Stored items from a collection
[Start]

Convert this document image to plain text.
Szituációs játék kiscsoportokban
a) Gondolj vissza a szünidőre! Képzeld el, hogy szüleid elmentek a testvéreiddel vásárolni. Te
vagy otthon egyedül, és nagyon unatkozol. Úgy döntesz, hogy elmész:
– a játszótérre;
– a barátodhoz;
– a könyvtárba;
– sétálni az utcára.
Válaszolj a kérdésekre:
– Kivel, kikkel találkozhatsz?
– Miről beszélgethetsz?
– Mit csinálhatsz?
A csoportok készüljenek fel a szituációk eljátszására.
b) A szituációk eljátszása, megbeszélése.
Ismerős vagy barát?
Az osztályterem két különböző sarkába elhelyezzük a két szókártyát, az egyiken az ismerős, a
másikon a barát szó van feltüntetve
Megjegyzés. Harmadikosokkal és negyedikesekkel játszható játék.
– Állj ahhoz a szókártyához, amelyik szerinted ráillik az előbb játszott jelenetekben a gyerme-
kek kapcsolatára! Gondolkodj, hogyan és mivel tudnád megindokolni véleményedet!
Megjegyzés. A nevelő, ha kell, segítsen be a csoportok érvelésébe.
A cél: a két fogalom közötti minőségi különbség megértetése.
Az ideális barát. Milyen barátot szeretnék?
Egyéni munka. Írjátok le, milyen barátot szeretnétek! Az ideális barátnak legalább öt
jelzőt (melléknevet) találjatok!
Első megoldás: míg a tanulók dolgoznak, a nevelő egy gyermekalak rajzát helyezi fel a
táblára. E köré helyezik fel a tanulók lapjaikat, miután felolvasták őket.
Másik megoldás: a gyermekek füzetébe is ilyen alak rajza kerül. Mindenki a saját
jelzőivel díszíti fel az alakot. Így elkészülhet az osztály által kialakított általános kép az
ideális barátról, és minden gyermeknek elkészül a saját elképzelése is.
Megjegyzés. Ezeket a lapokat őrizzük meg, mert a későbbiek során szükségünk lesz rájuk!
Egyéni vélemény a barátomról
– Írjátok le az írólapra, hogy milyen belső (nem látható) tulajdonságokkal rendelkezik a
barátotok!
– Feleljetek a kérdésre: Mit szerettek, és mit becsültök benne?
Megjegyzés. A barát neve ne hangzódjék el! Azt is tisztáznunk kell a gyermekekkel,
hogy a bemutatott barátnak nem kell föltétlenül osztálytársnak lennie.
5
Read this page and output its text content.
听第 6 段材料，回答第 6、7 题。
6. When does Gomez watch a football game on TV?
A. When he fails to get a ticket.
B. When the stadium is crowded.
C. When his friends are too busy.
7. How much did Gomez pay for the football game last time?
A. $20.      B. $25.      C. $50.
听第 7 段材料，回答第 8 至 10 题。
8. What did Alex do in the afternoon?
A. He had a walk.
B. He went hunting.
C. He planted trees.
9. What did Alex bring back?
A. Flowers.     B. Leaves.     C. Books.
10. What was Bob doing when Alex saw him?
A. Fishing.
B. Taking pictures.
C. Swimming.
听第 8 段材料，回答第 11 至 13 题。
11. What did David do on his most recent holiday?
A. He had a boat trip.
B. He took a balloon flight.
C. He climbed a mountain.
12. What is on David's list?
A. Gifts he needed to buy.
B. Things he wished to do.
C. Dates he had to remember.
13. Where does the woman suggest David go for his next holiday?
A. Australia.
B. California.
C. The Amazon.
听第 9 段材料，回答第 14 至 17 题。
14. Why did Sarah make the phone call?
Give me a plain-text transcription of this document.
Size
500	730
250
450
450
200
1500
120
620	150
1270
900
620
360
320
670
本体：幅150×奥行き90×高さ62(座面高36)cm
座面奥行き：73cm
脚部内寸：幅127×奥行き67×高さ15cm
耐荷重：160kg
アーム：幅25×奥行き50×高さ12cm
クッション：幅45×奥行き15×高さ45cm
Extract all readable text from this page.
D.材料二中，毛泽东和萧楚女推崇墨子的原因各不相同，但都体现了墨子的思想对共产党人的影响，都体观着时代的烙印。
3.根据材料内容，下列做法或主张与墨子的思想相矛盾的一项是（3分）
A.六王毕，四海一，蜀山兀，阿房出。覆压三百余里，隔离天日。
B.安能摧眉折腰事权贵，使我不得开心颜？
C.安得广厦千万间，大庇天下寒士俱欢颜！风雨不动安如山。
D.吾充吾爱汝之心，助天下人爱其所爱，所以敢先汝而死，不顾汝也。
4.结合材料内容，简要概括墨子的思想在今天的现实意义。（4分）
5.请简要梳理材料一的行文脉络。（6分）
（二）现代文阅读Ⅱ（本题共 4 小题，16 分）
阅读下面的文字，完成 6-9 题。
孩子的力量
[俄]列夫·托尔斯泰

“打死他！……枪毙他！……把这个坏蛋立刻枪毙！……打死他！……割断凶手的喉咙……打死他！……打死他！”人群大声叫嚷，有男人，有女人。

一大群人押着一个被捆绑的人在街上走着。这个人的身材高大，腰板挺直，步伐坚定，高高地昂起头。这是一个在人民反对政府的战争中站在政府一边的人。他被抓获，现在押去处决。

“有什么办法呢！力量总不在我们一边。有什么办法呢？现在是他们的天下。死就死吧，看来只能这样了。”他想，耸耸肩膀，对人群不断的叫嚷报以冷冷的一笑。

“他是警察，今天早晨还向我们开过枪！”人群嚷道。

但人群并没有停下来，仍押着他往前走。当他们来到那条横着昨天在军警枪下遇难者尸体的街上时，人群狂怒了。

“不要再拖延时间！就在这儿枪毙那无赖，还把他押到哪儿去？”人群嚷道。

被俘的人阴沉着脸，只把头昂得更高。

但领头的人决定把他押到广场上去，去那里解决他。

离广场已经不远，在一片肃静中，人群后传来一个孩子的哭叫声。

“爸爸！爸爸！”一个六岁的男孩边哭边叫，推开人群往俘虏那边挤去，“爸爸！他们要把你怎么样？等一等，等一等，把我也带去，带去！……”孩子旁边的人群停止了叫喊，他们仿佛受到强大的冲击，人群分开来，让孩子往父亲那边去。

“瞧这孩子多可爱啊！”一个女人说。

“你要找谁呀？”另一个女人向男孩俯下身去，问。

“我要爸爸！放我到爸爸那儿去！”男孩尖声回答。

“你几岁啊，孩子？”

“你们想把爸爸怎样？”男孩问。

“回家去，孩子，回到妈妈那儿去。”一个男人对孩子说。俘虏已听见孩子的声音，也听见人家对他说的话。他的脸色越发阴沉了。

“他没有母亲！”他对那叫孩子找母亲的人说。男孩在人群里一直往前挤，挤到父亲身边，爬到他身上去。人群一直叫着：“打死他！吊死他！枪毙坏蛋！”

[End]

# WHAT YOU HAVE TO DO
Look through the entries above. Extract each line with the word "Egyéni".

# SOLVED PROBLEM
Egyéni munka. Írjátok le, milyen barátot szeretnétek! Az ideális barátnak legalább öt
Egyéni vélemény a barátomról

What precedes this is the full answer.